**Exercise**
Output all of the entries below precisely as written.

**Records about charts and figures**
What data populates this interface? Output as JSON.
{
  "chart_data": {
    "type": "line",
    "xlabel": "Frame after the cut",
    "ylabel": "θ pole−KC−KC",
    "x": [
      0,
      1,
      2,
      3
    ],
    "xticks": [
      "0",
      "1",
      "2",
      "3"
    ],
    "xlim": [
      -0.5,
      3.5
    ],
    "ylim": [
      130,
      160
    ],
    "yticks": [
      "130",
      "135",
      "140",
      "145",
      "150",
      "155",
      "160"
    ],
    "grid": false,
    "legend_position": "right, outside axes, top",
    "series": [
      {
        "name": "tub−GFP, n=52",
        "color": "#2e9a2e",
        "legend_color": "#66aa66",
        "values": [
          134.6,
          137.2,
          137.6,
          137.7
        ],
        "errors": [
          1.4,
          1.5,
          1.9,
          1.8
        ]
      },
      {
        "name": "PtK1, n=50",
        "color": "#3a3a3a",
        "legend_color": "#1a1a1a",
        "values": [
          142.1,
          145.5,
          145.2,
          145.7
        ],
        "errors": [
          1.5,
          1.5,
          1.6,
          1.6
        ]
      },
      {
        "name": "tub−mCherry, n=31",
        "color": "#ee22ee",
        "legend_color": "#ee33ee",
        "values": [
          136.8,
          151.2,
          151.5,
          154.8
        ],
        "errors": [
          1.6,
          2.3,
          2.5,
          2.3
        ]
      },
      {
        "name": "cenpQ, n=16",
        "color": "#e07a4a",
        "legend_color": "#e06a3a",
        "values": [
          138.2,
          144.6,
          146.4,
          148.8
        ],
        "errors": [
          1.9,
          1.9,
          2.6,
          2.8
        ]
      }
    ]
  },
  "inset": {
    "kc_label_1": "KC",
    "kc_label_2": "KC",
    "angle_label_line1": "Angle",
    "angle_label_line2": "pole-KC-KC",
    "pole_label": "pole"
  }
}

**Expected answer**
What data populates this interface? Output as JSON.
{
  "chart_data": {
    "type": "line",
    "xlabel": "Frame after the cut",
    "ylabel": "θ pole−KC−KC",
    "x": [
      0,
      1,
      2,
      3
    ],
    "xticks": [
      "0",
      "1",
      "2",
      "3"
    ],
    "xlim": [
      -0.5,
      3.5
    ],
    "ylim": [
      130,
      160
    ],
    "yticks": [
      "130",
      "135",
      "140",
      "145",
      "150",
      "155",
      "160"
    ],
    "grid": false,
    "legend_position": "right, outside axes, top",
    "series": [
      {
        "name": "tub−GFP, n=52",
        "color": "#2e9a2e",
        "legend_color": "#66aa66",
        "values": [
          134.6,
          137.2,
          137.6,
          137.7
        ],
        "errors": [
          1.4,
          1.5,
          1.9,
          1.8
        ]
      },
      {
        "name": "PtK1, n=50",
        "color": "#3a3a3a",
        "legend_color": "#1a1a1a",
        "values": [
          142.1,
          145.5,
          145.2,
          145.7
        ],
        "errors": [
          1.5,
          1.5,
          1.6,
          1.6
        ]
      },
      {
        "name": "tub−mCherry, n=31",
        "color": "#ee22ee",
        "legend_color": "#ee33ee",
        "values": [
          136.8,
          151.2,
          151.5,
          154.8
        ],
        "errors": [
          1.6,
          2.3,
          2.5,
          2.3
        ]
      },
      {
        "name": "cenpQ, n=16",
        "color": "#e07a4a",
        "legend_color": "#e06a3a",
        "values": [
          138.2,
          144.6,
          146.4,
          148.8
        ],
        "errors": [
          1.9,
          1.9,
          2.6,
          2.8
        ]
      }
    ]
  },
  "inset": {
    "kc_label_1": "KC",
    "kc_label_2": "KC",
    "angle_label_line1": "Angle",
    "angle_label_line2": "pole-KC-KC",
    "pole_label": "pole"
  }
}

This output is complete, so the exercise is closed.